> Information shown

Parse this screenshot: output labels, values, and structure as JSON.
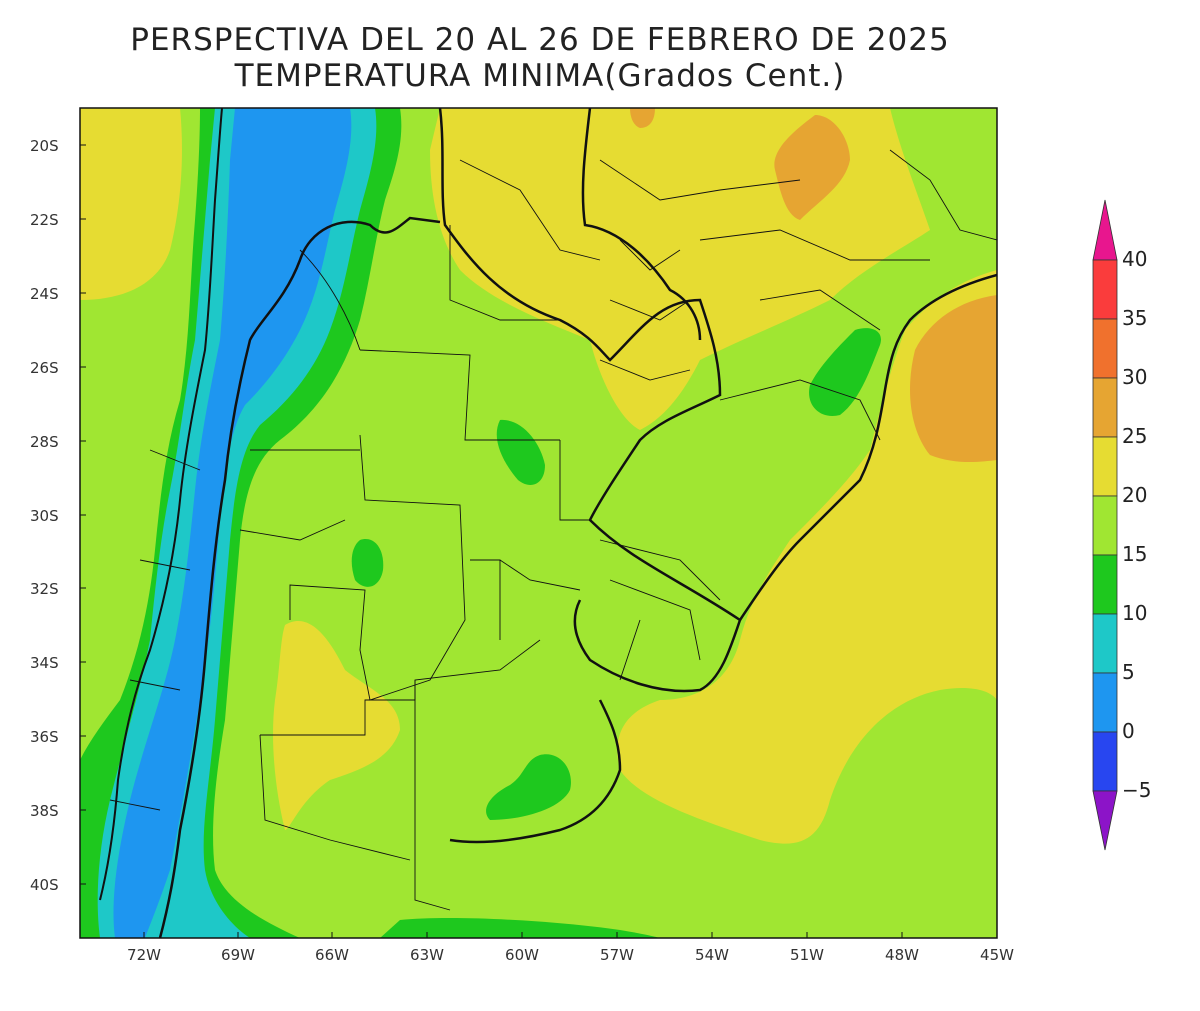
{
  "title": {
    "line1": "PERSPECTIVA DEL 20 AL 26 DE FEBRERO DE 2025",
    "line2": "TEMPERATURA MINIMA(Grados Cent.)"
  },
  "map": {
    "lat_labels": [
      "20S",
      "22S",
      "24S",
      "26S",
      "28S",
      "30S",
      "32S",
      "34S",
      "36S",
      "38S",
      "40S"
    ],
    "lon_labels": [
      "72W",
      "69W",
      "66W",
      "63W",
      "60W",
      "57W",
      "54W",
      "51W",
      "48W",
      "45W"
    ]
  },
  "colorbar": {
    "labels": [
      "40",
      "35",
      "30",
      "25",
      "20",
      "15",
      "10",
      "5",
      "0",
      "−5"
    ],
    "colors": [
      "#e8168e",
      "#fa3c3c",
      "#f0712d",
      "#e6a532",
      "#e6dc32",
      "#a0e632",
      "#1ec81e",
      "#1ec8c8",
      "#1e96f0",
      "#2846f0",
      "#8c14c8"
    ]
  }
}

> Task details
Set down the lines of the records above exactly, apart from the pictures.

> Complete response
Parse this screenshot: output labels, values, and structure as JSON.
{
  "title": {
    "line1": "PERSPECTIVA DEL 20 AL 26 DE FEBRERO DE 2025",
    "line2": "TEMPERATURA MINIMA(Grados Cent.)"
  },
  "map": {
    "lat_labels": [
      "20S",
      "22S",
      "24S",
      "26S",
      "28S",
      "30S",
      "32S",
      "34S",
      "36S",
      "38S",
      "40S"
    ],
    "lon_labels": [
      "72W",
      "69W",
      "66W",
      "63W",
      "60W",
      "57W",
      "54W",
      "51W",
      "48W",
      "45W"
    ]
  },
  "colorbar": {
    "labels": [
      "40",
      "35",
      "30",
      "25",
      "20",
      "15",
      "10",
      "5",
      "0",
      "−5"
    ],
    "colors": [
      "#e8168e",
      "#fa3c3c",
      "#f0712d",
      "#e6a532",
      "#e6dc32",
      "#a0e632",
      "#1ec81e",
      "#1ec8c8",
      "#1e96f0",
      "#2846f0",
      "#8c14c8"
    ]
  }
}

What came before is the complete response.